___ Information given

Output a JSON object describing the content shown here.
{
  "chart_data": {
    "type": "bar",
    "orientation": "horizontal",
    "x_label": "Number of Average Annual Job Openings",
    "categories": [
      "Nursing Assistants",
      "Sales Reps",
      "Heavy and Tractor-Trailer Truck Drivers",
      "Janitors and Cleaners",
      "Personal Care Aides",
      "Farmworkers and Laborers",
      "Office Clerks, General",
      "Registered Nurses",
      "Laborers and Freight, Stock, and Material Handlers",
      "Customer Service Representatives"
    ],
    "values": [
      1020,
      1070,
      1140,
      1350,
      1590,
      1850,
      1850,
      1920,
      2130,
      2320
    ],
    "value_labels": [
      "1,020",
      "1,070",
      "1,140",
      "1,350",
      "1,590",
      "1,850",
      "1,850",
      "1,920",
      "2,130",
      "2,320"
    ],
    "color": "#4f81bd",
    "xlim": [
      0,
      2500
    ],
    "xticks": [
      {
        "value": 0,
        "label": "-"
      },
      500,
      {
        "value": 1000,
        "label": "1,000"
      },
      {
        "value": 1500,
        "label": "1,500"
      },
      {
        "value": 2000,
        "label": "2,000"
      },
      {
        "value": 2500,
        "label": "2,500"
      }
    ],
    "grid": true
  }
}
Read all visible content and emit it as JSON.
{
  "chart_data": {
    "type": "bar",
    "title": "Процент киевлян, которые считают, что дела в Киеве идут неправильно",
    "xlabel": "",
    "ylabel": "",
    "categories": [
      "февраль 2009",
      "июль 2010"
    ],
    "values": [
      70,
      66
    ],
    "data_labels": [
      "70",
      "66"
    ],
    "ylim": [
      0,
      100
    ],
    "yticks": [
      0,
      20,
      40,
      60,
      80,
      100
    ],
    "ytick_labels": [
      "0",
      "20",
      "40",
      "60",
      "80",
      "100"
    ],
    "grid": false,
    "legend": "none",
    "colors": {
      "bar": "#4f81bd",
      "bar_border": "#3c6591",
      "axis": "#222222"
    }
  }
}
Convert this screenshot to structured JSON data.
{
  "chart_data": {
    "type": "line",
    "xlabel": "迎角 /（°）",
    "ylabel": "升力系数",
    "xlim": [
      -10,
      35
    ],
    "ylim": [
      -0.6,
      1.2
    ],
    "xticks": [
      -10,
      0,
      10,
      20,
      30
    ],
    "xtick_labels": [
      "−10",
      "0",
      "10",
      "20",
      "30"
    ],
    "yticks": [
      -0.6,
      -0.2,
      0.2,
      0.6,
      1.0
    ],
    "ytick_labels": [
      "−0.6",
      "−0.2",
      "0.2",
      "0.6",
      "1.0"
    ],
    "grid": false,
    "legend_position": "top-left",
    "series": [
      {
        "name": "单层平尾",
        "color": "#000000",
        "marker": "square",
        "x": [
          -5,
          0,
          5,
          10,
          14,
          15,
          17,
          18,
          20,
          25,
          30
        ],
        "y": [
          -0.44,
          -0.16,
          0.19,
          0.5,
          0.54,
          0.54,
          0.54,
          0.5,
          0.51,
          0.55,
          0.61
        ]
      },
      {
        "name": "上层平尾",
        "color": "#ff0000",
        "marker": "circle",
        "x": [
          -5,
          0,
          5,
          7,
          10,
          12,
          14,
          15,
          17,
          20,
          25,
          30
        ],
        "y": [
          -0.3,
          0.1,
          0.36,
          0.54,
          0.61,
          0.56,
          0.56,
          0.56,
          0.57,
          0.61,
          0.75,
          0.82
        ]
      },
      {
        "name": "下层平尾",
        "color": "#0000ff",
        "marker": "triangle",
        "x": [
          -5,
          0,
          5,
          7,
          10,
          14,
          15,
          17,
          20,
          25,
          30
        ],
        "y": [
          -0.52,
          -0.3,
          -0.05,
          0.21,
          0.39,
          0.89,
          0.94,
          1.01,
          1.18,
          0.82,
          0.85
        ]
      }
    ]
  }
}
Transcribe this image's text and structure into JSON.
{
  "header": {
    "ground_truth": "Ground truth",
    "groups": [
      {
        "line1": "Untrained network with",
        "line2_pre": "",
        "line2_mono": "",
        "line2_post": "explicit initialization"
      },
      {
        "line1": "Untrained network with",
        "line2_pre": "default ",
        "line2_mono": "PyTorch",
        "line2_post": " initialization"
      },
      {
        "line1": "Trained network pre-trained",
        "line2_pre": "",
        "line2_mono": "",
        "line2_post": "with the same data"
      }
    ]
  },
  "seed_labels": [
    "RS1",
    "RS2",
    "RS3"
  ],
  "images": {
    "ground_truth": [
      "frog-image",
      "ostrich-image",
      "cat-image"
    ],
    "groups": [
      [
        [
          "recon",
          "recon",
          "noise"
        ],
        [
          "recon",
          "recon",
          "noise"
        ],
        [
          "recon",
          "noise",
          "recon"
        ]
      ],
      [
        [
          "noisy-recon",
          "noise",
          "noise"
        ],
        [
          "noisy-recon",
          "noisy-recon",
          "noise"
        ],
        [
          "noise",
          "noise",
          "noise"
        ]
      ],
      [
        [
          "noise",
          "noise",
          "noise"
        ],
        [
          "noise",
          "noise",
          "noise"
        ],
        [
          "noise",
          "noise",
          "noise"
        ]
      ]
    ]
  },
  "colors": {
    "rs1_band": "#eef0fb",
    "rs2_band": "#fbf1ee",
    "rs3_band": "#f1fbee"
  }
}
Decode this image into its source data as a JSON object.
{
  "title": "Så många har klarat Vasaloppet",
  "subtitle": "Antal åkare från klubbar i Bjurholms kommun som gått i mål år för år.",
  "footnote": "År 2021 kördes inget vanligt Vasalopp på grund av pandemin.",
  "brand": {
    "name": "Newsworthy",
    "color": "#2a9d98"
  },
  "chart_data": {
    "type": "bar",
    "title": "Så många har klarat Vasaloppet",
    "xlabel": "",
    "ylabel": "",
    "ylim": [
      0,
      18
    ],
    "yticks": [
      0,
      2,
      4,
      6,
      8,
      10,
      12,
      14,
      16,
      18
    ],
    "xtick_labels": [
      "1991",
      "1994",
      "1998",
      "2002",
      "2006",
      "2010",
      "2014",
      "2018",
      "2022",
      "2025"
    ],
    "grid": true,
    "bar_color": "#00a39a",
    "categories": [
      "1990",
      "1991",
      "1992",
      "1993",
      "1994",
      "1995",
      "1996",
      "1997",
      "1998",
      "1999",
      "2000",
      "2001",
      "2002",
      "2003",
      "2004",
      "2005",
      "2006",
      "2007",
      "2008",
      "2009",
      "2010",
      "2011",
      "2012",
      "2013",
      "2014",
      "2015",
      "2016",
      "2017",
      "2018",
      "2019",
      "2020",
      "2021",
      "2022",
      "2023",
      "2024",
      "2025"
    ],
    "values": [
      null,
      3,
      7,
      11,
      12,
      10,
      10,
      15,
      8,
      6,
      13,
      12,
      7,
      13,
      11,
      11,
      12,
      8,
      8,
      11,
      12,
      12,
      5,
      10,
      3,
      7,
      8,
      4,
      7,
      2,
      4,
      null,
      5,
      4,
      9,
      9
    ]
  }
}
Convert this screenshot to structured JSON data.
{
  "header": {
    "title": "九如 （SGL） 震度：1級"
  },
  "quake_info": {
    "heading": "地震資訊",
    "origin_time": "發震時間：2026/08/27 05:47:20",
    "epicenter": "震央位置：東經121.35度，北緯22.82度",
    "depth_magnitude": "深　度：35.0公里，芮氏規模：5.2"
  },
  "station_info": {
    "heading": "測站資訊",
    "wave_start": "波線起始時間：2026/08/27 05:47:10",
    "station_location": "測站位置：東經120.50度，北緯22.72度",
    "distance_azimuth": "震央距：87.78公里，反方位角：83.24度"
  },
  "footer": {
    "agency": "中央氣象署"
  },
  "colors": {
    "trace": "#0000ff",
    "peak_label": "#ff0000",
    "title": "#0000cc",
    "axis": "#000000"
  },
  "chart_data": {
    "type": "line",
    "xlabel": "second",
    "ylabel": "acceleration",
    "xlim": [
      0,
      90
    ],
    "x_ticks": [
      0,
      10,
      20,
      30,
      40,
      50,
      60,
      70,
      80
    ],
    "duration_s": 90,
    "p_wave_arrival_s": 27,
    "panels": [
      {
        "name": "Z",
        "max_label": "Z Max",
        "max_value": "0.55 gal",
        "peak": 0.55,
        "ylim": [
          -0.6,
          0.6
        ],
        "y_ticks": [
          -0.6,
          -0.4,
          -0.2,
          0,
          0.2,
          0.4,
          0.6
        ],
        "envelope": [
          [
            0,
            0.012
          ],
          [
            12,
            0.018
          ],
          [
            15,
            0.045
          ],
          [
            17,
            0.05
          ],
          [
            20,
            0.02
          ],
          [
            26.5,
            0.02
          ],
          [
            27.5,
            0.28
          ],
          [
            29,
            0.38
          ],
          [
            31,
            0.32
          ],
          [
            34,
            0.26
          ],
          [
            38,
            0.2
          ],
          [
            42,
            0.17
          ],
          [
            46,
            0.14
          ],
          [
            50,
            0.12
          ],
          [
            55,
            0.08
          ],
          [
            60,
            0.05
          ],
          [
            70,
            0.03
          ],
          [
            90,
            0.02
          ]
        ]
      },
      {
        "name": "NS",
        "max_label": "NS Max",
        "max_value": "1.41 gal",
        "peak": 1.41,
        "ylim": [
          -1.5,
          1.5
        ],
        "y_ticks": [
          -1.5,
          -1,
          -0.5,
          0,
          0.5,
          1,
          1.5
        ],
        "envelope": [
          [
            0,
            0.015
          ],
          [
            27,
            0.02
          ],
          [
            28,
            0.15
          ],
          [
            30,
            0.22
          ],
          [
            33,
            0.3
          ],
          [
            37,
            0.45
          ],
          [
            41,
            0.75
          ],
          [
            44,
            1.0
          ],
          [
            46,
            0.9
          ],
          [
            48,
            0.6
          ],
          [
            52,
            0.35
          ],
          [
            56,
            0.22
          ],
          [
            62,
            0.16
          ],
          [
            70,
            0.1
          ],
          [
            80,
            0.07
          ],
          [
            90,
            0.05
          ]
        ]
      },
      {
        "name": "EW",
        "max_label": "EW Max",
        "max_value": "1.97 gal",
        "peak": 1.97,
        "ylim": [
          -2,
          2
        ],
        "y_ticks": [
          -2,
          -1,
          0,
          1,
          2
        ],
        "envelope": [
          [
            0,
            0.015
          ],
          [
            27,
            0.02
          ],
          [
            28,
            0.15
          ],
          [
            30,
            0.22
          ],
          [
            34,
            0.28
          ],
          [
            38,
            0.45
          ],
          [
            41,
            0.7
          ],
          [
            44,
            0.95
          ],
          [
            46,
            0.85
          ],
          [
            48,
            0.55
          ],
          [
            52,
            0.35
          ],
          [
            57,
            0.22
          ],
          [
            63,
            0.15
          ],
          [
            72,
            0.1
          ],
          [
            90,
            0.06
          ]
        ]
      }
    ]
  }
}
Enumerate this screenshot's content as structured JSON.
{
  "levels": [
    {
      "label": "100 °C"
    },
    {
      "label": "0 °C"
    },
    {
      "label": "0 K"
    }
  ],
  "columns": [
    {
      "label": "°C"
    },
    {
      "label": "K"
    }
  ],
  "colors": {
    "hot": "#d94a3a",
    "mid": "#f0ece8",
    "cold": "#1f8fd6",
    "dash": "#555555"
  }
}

______

Copy out every line from the records that has the word "this".

◆ **Exercise solution**
Convert this screenshot to structured JSON data.
Transcribe this image's text and structure into JSON.
Decode this image into its source data as a JSON object.
Convert this screenshot to structured JSON data.
Enumerate this screenshot's content as structured JSON.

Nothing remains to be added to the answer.